**Job**: What follows is a listing; restate every line of it word for word.

—————

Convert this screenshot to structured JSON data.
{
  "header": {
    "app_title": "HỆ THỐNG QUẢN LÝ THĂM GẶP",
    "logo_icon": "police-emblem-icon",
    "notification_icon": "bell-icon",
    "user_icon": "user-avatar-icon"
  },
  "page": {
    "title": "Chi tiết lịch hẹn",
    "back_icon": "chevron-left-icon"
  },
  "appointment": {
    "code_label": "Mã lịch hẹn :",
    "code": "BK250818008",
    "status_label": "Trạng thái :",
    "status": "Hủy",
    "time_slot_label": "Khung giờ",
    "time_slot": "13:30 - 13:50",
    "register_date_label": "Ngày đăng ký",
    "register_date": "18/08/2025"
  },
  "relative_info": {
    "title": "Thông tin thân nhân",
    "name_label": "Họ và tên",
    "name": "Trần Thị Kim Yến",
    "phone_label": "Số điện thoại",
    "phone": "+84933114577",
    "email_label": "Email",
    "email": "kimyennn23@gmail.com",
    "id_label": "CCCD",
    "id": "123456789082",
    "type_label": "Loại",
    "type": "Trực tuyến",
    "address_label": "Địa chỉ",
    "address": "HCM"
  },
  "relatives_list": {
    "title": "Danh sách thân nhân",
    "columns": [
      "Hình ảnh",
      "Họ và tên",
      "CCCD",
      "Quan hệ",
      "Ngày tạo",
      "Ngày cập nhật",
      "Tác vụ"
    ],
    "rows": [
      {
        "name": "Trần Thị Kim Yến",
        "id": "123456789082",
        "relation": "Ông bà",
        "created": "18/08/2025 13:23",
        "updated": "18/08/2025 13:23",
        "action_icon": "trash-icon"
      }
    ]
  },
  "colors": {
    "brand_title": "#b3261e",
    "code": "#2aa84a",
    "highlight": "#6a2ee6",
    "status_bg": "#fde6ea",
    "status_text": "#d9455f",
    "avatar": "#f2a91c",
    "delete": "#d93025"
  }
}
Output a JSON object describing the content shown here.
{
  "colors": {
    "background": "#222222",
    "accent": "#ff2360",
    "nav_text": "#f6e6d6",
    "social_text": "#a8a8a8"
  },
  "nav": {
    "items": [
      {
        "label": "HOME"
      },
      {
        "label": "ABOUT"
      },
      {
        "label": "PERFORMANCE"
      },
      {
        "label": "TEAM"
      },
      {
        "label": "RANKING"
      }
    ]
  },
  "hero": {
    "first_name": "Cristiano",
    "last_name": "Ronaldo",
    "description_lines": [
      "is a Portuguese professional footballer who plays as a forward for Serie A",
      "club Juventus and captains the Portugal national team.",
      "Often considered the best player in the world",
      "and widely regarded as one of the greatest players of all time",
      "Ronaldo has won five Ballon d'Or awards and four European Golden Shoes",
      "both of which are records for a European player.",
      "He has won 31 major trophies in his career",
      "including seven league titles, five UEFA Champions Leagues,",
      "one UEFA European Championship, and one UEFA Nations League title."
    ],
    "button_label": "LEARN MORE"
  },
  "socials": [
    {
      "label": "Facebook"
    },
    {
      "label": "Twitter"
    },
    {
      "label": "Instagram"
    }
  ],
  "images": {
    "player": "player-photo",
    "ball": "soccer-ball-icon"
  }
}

—————

**Solution below**:
Convert this screenshot to structured JSON data.
{
  "header": {
    "app_title": "HỆ THỐNG QUẢN LÝ THĂM GẶP",
    "logo_icon": "police-emblem-icon",
    "notification_icon": "bell-icon",
    "user_icon": "user-avatar-icon"
  },
  "page": {
    "title": "Chi tiết lịch hẹn",
    "back_icon": "chevron-left-icon"
  },
  "appointment": {
    "code_label": "Mã lịch hẹn :",
    "code": "BK250818008",
    "status_label": "Trạng thái :",
    "status": "Hủy",
    "time_slot_label": "Khung giờ",
    "time_slot": "13:30 - 13:50",
    "register_date_label": "Ngày đăng ký",
    "register_date": "18/08/2025"
  },
  "relative_info": {
    "title": "Thông tin thân nhân",
    "name_label": "Họ và tên",
    "name": "Trần Thị Kim Yến",
    "phone_label": "Số điện thoại",
    "phone": "+84933114577",
    "email_label": "Email",
    "email": "kimyennn23@gmail.com",
    "id_label": "CCCD",
    "id": "123456789082",
    "type_label": "Loại",
    "type": "Trực tuyến",
    "address_label": "Địa chỉ",
    "address": "HCM"
  },
  "relatives_list": {
    "title": "Danh sách thân nhân",
    "columns": [
      "Hình ảnh",
      "Họ và tên",
      "CCCD",
      "Quan hệ",
      "Ngày tạo",
      "Ngày cập nhật",
      "Tác vụ"
    ],
    "rows": [
      {
        "name": "Trần Thị Kim Yến",
        "id": "123456789082",
        "relation": "Ông bà",
        "created": "18/08/2025 13:23",
        "updated": "18/08/2025 13:23",
        "action_icon": "trash-icon"
      }
    ]
  },
  "colors": {
    "brand_title": "#b3261e",
    "code": "#2aa84a",
    "highlight": "#6a2ee6",
    "status_bg": "#fde6ea",
    "status_text": "#d9455f",
    "avatar": "#f2a91c",
    "delete": "#d93025"
  }
}
Output a JSON object describing the content shown here.
{
  "colors": {
    "background": "#222222",
    "accent": "#ff2360",
    "nav_text": "#f6e6d6",
    "social_text": "#a8a8a8"
  },
  "nav": {
    "items": [
      {
        "label": "HOME"
      },
      {
        "label": "ABOUT"
      },
      {
        "label": "PERFORMANCE"
      },
      {
        "label": "TEAM"
      },
      {
        "label": "RANKING"
      }
    ]
  },
  "hero": {
    "first_name": "Cristiano",
    "last_name": "Ronaldo",
    "description_lines": [
      "is a Portuguese professional footballer who plays as a forward for Serie A",
      "club Juventus and captains the Portugal national team.",
      "Often considered the best player in the world",
      "and widely regarded as one of the greatest players of all time",
      "Ronaldo has won five Ballon d'Or awards and four European Golden Shoes",
      "both of which are records for a European player.",
      "He has won 31 major trophies in his career",
      "including seven league titles, five UEFA Champions Leagues,",
      "one UEFA European Championship, and one UEFA Nations League title."
    ],
    "button_label": "LEARN MORE"
  },
  "socials": [
    {
      "label": "Facebook"
    },
    {
      "label": "Twitter"
    },
    {
      "label": "Instagram"
    }
  ],
  "images": {
    "player": "player-photo",
    "ball": "soccer-ball-icon"
  }
}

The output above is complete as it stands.